◆ **SUPPLIED DATA**:
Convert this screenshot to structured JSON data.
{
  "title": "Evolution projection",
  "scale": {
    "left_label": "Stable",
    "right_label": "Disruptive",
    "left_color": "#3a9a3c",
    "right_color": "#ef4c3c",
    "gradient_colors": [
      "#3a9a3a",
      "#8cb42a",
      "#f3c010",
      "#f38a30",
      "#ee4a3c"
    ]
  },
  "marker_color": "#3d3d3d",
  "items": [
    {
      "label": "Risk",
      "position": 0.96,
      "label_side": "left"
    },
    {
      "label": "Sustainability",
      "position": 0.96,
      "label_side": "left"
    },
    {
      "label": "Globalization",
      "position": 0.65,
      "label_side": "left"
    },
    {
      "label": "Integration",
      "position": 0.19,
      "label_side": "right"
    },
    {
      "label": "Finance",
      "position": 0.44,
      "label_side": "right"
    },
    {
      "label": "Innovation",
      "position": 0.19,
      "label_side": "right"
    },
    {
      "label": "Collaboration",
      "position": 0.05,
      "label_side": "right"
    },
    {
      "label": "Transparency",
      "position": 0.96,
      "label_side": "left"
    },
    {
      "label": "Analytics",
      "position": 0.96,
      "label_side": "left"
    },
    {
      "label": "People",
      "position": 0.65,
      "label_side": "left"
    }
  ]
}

◆ **WORK TO BE COMPLETED**:
In full and verbatim, repeat the records given above.

◆ **TASK RESULT**:
Convert this screenshot to structured JSON data.
{
  "title": "Evolution projection",
  "scale": {
    "left_label": "Stable",
    "right_label": "Disruptive",
    "left_color": "#3a9a3c",
    "right_color": "#ef4c3c",
    "gradient_colors": [
      "#3a9a3a",
      "#8cb42a",
      "#f3c010",
      "#f38a30",
      "#ee4a3c"
    ]
  },
  "marker_color": "#3d3d3d",
  "items": [
    {
      "label": "Risk",
      "position": 0.96,
      "label_side": "left"
    },
    {
      "label": "Sustainability",
      "position": 0.96,
      "label_side": "left"
    },
    {
      "label": "Globalization",
      "position": 0.65,
      "label_side": "left"
    },
    {
      "label": "Integration",
      "position": 0.19,
      "label_side": "right"
    },
    {
      "label": "Finance",
      "position": 0.44,
      "label_side": "right"
    },
    {
      "label": "Innovation",
      "position": 0.19,
      "label_side": "right"
    },
    {
      "label": "Collaboration",
      "position": 0.05,
      "label_side": "right"
    },
    {
      "label": "Transparency",
      "position": 0.96,
      "label_side": "left"
    },
    {
      "label": "Analytics",
      "position": 0.96,
      "label_side": "left"
    },
    {
      "label": "People",
      "position": 0.65,
      "label_side": "left"
    }
  ]
}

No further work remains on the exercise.